▸ Exercise
In the psalm study, copy the passage between "Happy is the" and "with God's power!", inclusive, substituting "scoffers" for "mockers".

Not so the wicked! They are like chaff that the wind blows away.

Therefore, the wicked will not stand in the judgment, nor sinners in the assembly of the righteous.

For the LORD watches over the way of the righteous, but the way of the wicked will perish.


The Psalms are the prayer book of the ancient Israelites. They are poetry. This psalm compares and contrasts two kinds of people -- those who know and honor God (the righteous) and those who refuse to do either (the wicked).

What is God saying through this psalm?


1. Our happiness/satisfaction comes largely from what we DON’T do.

Happy is the man who does not walk in the counsel of the wicked or stand in the way of sinners or sit in the seat of mockers.

Wrong actions -- We do things we have to rationalize
Wrong attitudes -- Are you the center of your attention?
Wrong influences -- Who do you listen to?

These keep us from the best God has for us.
So how do we avoid these traps?
- Understand who’s in control, and ask for help.
- Diagnose your specific issues.
- Stop it -- with God's power!

2. Our happiness and satisfaction comes from learning and loving God’s way
But his delight is in the law of the LORD, and on his law he meditates day and night.

There are rules, but it’s not all about rules.

- Accept that God wants the best for you and that His “way” is understandable and possible to follow. The good father wants to protect his child.
- Understand the fact that your way isn’t God’s way. Surrender.
- The good father offers child a relationship based on love.


3. Our happiness/satisfaction comes from connection to the source of life.

He is like a tree planted by streams of water, which yields its fruit in season
and whose leaf does not wither. Whatever he does prospers.


- God’s grace connects us to the source of life.
- The tree represents the result of connection to the source of life.
- What Jesus did for us makes us righteous, not our behavior.
- No fruit is produced without being rooted with access to life-giving water.
- Acknowledge what you are -- flawed and precious to God at the same time.
- Spend time getting “rooted” with people, with God in prayer, with the Bible.


God doesn’t promise you a purple truck, or a better job, or reconciliation with someone who’s walked away, or a pain free future. He does promise to change you -- if you choose to surrender and to follow His way.

Not so the wicked! They are like chaff that the wind blows away. Therefore, the wicked will not stand in the judgment, nor sinners in the assembly of the righteous. For the LORD watches over the way of the righteous, but the way of the wicked will perish.

God views us as His or as separate from Him -- righteous or wicked.

We have the choice:
Happiness and permanence in a deeply rooted life --or--
Dissatisfaction and temporary straw houses that end in death.

God loves you. Choose Him. Choose life!

2 comments:

  1. Thanks Ann! This is an incredible topic.

    I have heard sermons about the difference between joy and happiness. The difference could be considered splitting hairs, but the concept is incredible. There is something that many sermons refer to as "happiness" that is tied to emotions and to events. In this particular example, happiness would be fleeting something that comes because the Cardinals won or the Cubs lost or because of a raise or because of a rainbow or thunderstorm. Whether we call it happiness or something else, it is too often what we seek in life and then are disappointed when the emotion, the feeling, or the notion passes. However, there is something else which Ann refers to as happiness and in the list of the fruits of the Spirit is referred to as Joy. It is pervasive. It comes from outside of us. It wells up in our very sould and is there regardless of circumstances. It is there at a funeral. It is there in the hospital. It is there when we laugh, it is there when we cry. It is there when we prosper and it is there when we starve. It is not dependent on circumstance, emotion, desires, environment, or people because it comes from God. It is that quiet, peaceful, lasting sensation, condition, oh how words fail when talking about the pure things of God, it is what we truly desire -- a condition when we can handle anything in a way that shows that despite everything else, God is in the house and our joy is complete.

▸ Supplied records
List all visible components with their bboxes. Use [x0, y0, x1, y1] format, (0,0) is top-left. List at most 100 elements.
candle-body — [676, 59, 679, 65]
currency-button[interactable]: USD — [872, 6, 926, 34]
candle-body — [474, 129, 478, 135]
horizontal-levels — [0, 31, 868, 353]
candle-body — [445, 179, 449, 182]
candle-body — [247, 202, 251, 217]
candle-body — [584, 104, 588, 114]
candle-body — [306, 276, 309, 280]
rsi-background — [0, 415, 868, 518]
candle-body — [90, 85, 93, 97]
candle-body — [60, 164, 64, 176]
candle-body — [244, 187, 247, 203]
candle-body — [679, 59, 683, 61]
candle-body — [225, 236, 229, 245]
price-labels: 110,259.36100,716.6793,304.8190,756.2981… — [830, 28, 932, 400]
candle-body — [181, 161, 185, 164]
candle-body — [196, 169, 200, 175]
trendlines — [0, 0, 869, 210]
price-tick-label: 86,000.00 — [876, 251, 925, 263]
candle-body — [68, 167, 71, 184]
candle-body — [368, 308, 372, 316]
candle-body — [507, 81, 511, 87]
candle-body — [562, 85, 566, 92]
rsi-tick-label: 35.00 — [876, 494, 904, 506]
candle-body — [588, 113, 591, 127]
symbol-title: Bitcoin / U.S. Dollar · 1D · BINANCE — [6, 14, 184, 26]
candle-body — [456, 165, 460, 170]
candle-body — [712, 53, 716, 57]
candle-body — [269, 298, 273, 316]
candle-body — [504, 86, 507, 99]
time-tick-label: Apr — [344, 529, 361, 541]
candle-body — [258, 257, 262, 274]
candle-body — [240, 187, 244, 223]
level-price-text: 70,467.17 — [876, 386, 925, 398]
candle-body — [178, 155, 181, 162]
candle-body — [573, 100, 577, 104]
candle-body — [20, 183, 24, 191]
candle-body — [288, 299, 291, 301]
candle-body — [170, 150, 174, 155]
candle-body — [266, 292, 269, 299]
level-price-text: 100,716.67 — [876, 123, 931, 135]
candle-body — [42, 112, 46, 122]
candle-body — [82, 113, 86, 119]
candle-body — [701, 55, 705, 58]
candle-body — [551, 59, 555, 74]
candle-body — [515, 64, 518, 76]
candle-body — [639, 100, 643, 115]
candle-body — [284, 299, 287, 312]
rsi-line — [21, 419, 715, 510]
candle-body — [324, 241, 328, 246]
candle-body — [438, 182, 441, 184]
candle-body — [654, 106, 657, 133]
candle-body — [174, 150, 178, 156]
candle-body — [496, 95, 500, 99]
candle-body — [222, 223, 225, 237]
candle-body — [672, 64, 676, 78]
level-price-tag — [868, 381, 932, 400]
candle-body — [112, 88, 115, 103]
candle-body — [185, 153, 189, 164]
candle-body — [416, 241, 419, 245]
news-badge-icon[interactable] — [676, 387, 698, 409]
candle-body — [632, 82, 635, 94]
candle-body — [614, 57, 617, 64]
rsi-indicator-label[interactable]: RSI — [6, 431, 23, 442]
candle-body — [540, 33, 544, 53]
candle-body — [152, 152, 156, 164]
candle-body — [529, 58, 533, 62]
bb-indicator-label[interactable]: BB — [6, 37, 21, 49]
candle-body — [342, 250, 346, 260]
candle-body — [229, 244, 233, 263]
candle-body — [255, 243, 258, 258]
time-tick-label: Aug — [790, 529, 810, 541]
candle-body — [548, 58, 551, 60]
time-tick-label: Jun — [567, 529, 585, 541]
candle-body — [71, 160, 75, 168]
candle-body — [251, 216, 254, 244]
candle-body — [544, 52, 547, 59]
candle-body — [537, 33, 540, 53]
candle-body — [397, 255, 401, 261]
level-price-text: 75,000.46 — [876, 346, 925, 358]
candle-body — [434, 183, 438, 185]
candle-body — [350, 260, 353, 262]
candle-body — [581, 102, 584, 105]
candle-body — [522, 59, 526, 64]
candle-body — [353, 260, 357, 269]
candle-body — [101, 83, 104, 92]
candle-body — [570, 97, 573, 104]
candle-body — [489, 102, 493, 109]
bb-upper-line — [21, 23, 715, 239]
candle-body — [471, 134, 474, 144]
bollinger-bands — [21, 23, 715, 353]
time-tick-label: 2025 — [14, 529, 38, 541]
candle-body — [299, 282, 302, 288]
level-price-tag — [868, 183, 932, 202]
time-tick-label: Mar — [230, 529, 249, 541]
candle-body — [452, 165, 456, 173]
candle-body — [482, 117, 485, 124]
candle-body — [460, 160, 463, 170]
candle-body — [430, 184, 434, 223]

▸ Task output
Happy is the man who does not walk in the counsel of the wicked or stand in the way of sinners or sit in the seat of scoffers.

Wrong actions -- We do things we have to rationalize
Wrong attitudes -- Are you the center of your attention?
Wrong influences -- Who do you listen to?

These keep us from the best God has for us.
So how do we avoid these traps?
- Understand who’s in control, and ask for help.
- Diagnose your specific issues.
- Stop it -- with God's power!